Problem: Reproduce the records below exactly, leaving out any pictures.

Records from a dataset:
◆ ◆ ◆ ◆ ◆

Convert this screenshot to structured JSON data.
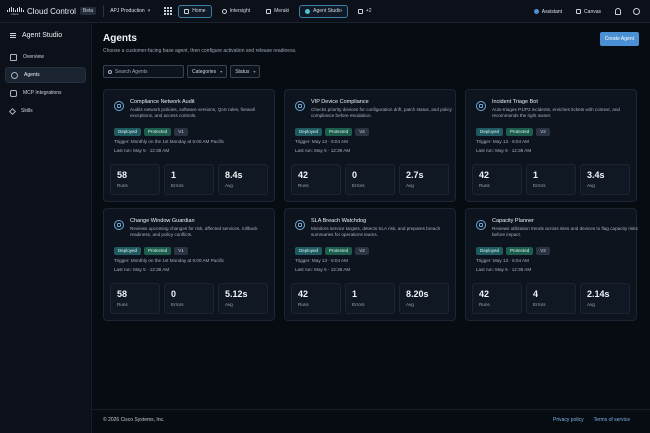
{
  "topbar": {
    "logo_text": "cisco",
    "app_title": "Cloud Control",
    "beta": "Beta",
    "org": "APJ Production",
    "tabs": [
      {
        "label": "Home",
        "active": true
      },
      {
        "label": "Intersight",
        "active": false
      },
      {
        "label": "Meraki",
        "active": false
      },
      {
        "label": "Agent Studio",
        "active": true
      },
      {
        "label": "+2",
        "active": false
      }
    ],
    "assistant": "Assistant",
    "canvas": "Canvas"
  },
  "sidebar": {
    "title": "Agent Studio",
    "items": [
      {
        "label": "Overview",
        "icon": "grid-icon",
        "active": false
      },
      {
        "label": "Agents",
        "icon": "globe-icon",
        "active": true
      },
      {
        "label": "MCP Integrations",
        "icon": "plug-icon",
        "active": false
      },
      {
        "label": "Skills",
        "icon": "tools-icon",
        "active": false
      }
    ]
  },
  "main": {
    "title": "Agents",
    "subtitle": "Choose a customer-facing base agent, then configure activation and release readiness.",
    "create_button": "Create Agent",
    "search_placeholder": "Search Agents",
    "filters": [
      "Categories",
      "Status"
    ]
  },
  "stat_labels": {
    "runs": "Runs",
    "errors": "Errors",
    "avg": "Avg"
  },
  "agents": [
    {
      "name": "Compliance Network Audit",
      "description": "Audits network policies, software versions, QoS rules, firewall exceptions, and access controls.",
      "badges": [
        "Deployed",
        "Protected",
        "V1"
      ],
      "trigger": "Trigger: Monthly on the 1st Monday at 6:00 AM Pacific",
      "last_run": "Last run: May 5 · 12:38 AM",
      "runs": "58",
      "errors": "1",
      "avg": "8.4s"
    },
    {
      "name": "VIP Device Compliance",
      "description": "Checks priority devices for configuration drift, patch status, and policy compliance before escalation.",
      "badges": [
        "Deployed",
        "Protected",
        "V2"
      ],
      "trigger": "Trigger: May 13 · 6:04 AM",
      "last_run": "Last run: May 5 · 12:38 AM",
      "runs": "42",
      "errors": "0",
      "avg": "2.7s"
    },
    {
      "name": "Incident Triage Bot",
      "description": "Auto-triages P1/P2 incidents, enriches tickets with context, and recommends the right owner.",
      "badges": [
        "Deployed",
        "Protected",
        "V2"
      ],
      "trigger": "Trigger: May 13 · 6:04 AM",
      "last_run": "Last run: May 5 · 12:38 AM",
      "runs": "42",
      "errors": "1",
      "avg": "3.4s"
    },
    {
      "name": "Change Window Guardian",
      "description": "Reviews upcoming changes for risk, affected services, rollback readiness, and policy conflicts.",
      "badges": [
        "Deployed",
        "Protected",
        "V1"
      ],
      "trigger": "Trigger: Monthly on the 1st Monday at 6:00 AM Pacific",
      "last_run": "Last run: May 5 · 12:38 AM",
      "runs": "58",
      "errors": "0",
      "avg": "5.12s"
    },
    {
      "name": "SLA Breach Watchdog",
      "description": "Monitors service targets, detects SLA risk, and prepares breach summaries for operations teams.",
      "badges": [
        "Deployed",
        "Protected",
        "V2"
      ],
      "trigger": "Trigger: May 13 · 6:04 AM",
      "last_run": "Last run: May 5 · 12:38 AM",
      "runs": "42",
      "errors": "1",
      "avg": "8.20s"
    },
    {
      "name": "Capacity Planner",
      "description": "Reviews utilization trends across sites and devices to flag capacity risks before impact.",
      "badges": [
        "Deployed",
        "Protected",
        "V2"
      ],
      "trigger": "Trigger: May 13 · 6:04 AM",
      "last_run": "Last run: May 5 · 12:38 AM",
      "runs": "42",
      "errors": "4",
      "avg": "2.14s"
    }
  ],
  "footer": {
    "copyright": "© 2026 Cisco Systems, Inc.",
    "links": [
      "Privacy policy",
      "Terms of service"
    ]
  },
  "colors": {
    "accent": "#4a90d4",
    "deployed": "#1f5a61",
    "protected": "#1d5d4d"
  }
}
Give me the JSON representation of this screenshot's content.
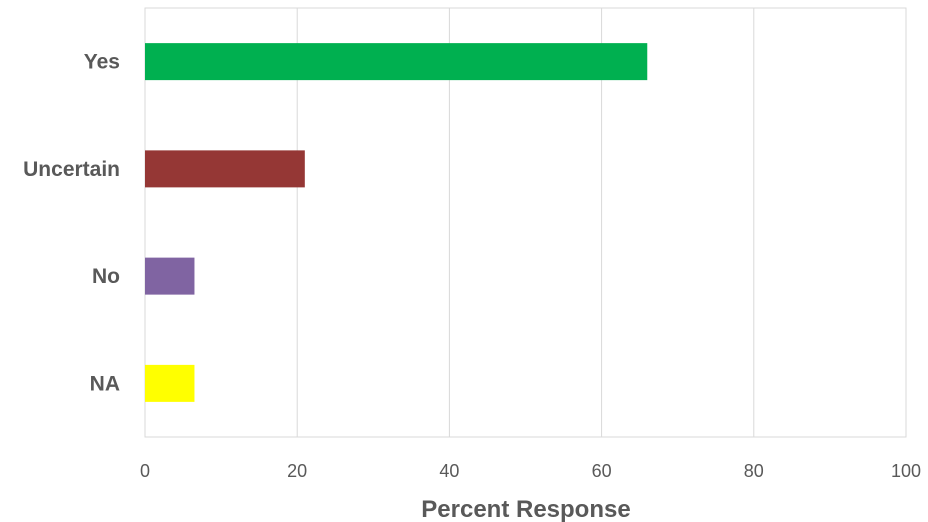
{
  "chart_data": {
    "type": "bar",
    "orientation": "horizontal",
    "categories": [
      "Yes",
      "Uncertain",
      "No",
      "NA"
    ],
    "values": [
      66,
      21,
      6.5,
      6.5
    ],
    "colors": [
      "#00b050",
      "#953735",
      "#8064a2",
      "#ffff00"
    ],
    "xlabel": "Percent Response",
    "ylabel": "",
    "title": "",
    "xlim": [
      0,
      100
    ],
    "xticks": [
      0,
      20,
      40,
      60,
      80,
      100
    ],
    "grid": true,
    "legend": "none"
  }
}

◆ ◆ ◆ ◆ ◆

Result of this exercise:
Convert this screenshot to structured JSON data.
{
  "topbar": {
    "logo_text": "cisco",
    "app_title": "Cloud Control",
    "beta": "Beta",
    "org": "APJ Production",
    "tabs": [
      {
        "label": "Home",
        "active": true
      },
      {
        "label": "Intersight",
        "active": false
      },
      {
        "label": "Meraki",
        "active": false
      },
      {
        "label": "Agent Studio",
        "active": true
      },
      {
        "label": "+2",
        "active": false
      }
    ],
    "assistant": "Assistant",
    "canvas": "Canvas"
  },
  "sidebar": {
    "title": "Agent Studio",
    "items": [
      {
        "label": "Overview",
        "icon": "grid-icon",
        "active": false
      },
      {
        "label": "Agents",
        "icon": "globe-icon",
        "active": true
      },
      {
        "label": "MCP Integrations",
        "icon": "plug-icon",
        "active": false
      },
      {
        "label": "Skills",
        "icon": "tools-icon",
        "active": false
      }
    ]
  },
  "main": {
    "title": "Agents",
    "subtitle": "Choose a customer-facing base agent, then configure activation and release readiness.",
    "create_button": "Create Agent",
    "search_placeholder": "Search Agents",
    "filters": [
      "Categories",
      "Status"
    ]
  },
  "stat_labels": {
    "runs": "Runs",
    "errors": "Errors",
    "avg": "Avg"
  },
  "agents": [
    {
      "name": "Compliance Network Audit",
      "description": "Audits network policies, software versions, QoS rules, firewall exceptions, and access controls.",
      "badges": [
        "Deployed",
        "Protected",
        "V1"
      ],
      "trigger": "Trigger: Monthly on the 1st Monday at 6:00 AM Pacific",
      "last_run": "Last run: May 5 · 12:38 AM",
      "runs": "58",
      "errors": "1",
      "avg": "8.4s"
    },
    {
      "name": "VIP Device Compliance",
      "description": "Checks priority devices for configuration drift, patch status, and policy compliance before escalation.",
      "badges": [
        "Deployed",
        "Protected",
        "V2"
      ],
      "trigger": "Trigger: May 13 · 6:04 AM",
      "last_run": "Last run: May 5 · 12:38 AM",
      "runs": "42",
      "errors": "0",
      "avg": "2.7s"
    },
    {
      "name": "Incident Triage Bot",
      "description": "Auto-triages P1/P2 incidents, enriches tickets with context, and recommends the right owner.",
      "badges": [
        "Deployed",
        "Protected",
        "V2"
      ],
      "trigger": "Trigger: May 13 · 6:04 AM",
      "last_run": "Last run: May 5 · 12:38 AM",
      "runs": "42",
      "errors": "1",
      "avg": "3.4s"
    },
    {
      "name": "Change Window Guardian",
      "description": "Reviews upcoming changes for risk, affected services, rollback readiness, and policy conflicts.",
      "badges": [
        "Deployed",
        "Protected",
        "V1"
      ],
      "trigger": "Trigger: Monthly on the 1st Monday at 6:00 AM Pacific",
      "last_run": "Last run: May 5 · 12:38 AM",
      "runs": "58",
      "errors": "0",
      "avg": "5.12s"
    },
    {
      "name": "SLA Breach Watchdog",
      "description": "Monitors service targets, detects SLA risk, and prepares breach summaries for operations teams.",
      "badges": [
        "Deployed",
        "Protected",
        "V2"
      ],
      "trigger": "Trigger: May 13 · 6:04 AM",
      "last_run": "Last run: May 5 · 12:38 AM",
      "runs": "42",
      "errors": "1",
      "avg": "8.20s"
    },
    {
      "name": "Capacity Planner",
      "description": "Reviews utilization trends across sites and devices to flag capacity risks before impact.",
      "badges": [
        "Deployed",
        "Protected",
        "V2"
      ],
      "trigger": "Trigger: May 13 · 6:04 AM",
      "last_run": "Last run: May 5 · 12:38 AM",
      "runs": "42",
      "errors": "4",
      "avg": "2.14s"
    }
  ],
  "footer": {
    "copyright": "© 2026 Cisco Systems, Inc.",
    "links": [
      "Privacy policy",
      "Terms of service"
    ]
  },
  "colors": {
    "accent": "#4a90d4",
    "deployed": "#1f5a61",
    "protected": "#1d5d4d"
  }
}
Give me the JSON representation of this screenshot's content.
{
  "chart_data": {
    "type": "bar",
    "orientation": "horizontal",
    "categories": [
      "Yes",
      "Uncertain",
      "No",
      "NA"
    ],
    "values": [
      66,
      21,
      6.5,
      6.5
    ],
    "colors": [
      "#00b050",
      "#953735",
      "#8064a2",
      "#ffff00"
    ],
    "xlabel": "Percent Response",
    "ylabel": "",
    "title": "",
    "xlim": [
      0,
      100
    ],
    "xticks": [
      0,
      20,
      40,
      60,
      80,
      100
    ],
    "grid": true,
    "legend": "none"
  }
}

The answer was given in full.